# GOAL
Read through the data and report every line in which the word "γύης" occurs.

Part of a data file
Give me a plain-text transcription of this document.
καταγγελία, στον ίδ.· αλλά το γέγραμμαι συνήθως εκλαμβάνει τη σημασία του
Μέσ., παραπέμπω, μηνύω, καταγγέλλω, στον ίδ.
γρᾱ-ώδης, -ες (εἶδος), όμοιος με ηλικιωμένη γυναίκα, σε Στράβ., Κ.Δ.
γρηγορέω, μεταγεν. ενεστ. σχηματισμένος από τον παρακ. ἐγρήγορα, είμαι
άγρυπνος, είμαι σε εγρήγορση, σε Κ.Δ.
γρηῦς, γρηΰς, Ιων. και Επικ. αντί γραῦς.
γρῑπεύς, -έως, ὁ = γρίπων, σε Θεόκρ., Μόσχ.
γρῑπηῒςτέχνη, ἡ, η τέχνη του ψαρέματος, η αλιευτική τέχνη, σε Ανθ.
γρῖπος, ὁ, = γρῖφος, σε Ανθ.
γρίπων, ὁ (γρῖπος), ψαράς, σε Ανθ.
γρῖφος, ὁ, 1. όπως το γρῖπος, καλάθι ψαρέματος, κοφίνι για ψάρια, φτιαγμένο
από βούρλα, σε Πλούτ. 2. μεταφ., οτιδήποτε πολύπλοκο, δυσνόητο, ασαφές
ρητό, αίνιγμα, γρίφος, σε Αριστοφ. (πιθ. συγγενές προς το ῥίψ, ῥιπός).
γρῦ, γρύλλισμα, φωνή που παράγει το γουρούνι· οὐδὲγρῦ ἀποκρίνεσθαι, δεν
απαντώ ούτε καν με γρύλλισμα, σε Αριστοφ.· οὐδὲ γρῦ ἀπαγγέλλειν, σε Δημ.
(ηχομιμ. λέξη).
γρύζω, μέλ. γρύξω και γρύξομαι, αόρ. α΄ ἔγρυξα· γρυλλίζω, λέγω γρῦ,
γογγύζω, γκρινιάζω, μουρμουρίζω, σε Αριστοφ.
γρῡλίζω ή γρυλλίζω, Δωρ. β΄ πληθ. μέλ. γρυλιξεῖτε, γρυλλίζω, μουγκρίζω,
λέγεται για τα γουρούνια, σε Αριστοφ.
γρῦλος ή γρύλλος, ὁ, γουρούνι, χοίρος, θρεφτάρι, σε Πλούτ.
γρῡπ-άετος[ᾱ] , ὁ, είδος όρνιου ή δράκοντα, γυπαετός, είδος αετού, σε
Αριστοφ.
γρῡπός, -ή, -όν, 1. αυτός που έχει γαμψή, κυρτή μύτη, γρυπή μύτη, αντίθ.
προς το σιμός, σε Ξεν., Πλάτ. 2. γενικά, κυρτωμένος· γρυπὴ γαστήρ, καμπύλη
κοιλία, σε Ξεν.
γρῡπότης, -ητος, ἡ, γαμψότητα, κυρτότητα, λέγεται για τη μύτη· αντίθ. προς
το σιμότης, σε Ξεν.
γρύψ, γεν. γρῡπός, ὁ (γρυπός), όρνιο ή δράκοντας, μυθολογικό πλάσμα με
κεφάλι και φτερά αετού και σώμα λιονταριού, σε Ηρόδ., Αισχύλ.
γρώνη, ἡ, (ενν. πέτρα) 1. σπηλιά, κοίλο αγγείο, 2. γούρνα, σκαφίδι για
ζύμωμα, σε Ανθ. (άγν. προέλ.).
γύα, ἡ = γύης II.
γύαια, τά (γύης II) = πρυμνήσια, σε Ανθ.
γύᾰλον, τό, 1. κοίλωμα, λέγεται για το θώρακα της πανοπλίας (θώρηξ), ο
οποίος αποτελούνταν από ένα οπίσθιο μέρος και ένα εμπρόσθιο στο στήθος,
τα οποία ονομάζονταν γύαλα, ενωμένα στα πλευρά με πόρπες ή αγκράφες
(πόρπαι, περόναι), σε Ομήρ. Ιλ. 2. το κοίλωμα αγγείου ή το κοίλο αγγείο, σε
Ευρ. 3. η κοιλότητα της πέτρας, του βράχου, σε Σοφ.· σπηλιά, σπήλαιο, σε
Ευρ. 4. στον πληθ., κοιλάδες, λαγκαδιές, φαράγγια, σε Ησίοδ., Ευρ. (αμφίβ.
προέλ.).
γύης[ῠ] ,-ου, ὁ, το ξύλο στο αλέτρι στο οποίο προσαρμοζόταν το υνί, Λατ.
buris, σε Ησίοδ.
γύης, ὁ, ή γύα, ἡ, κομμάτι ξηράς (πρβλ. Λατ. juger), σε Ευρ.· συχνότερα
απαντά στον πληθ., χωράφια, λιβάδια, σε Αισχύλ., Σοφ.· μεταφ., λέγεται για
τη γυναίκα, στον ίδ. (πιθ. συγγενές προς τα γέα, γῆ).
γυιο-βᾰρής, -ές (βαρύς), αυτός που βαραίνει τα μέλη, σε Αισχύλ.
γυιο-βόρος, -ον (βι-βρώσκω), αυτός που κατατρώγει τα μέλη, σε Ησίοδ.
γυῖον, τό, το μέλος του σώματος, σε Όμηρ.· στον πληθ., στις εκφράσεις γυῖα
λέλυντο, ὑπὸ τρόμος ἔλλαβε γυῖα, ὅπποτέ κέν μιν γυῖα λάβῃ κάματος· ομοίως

# EXERCISE RESULT
γύα, ἡ = γύης II.
γύαια, τά (γύης II) = πρυμνήσια, σε Ανθ.
γύης[ῠ] ,-ου, ὁ, το ξύλο στο αλέτρι στο οποίο προσαρμοζόταν το υνί, Λατ.
γύης, ὁ, ή γύα, ἡ, κομμάτι ξηράς (πρβλ. Λατ. juger), σε Ευρ.· συχνότερα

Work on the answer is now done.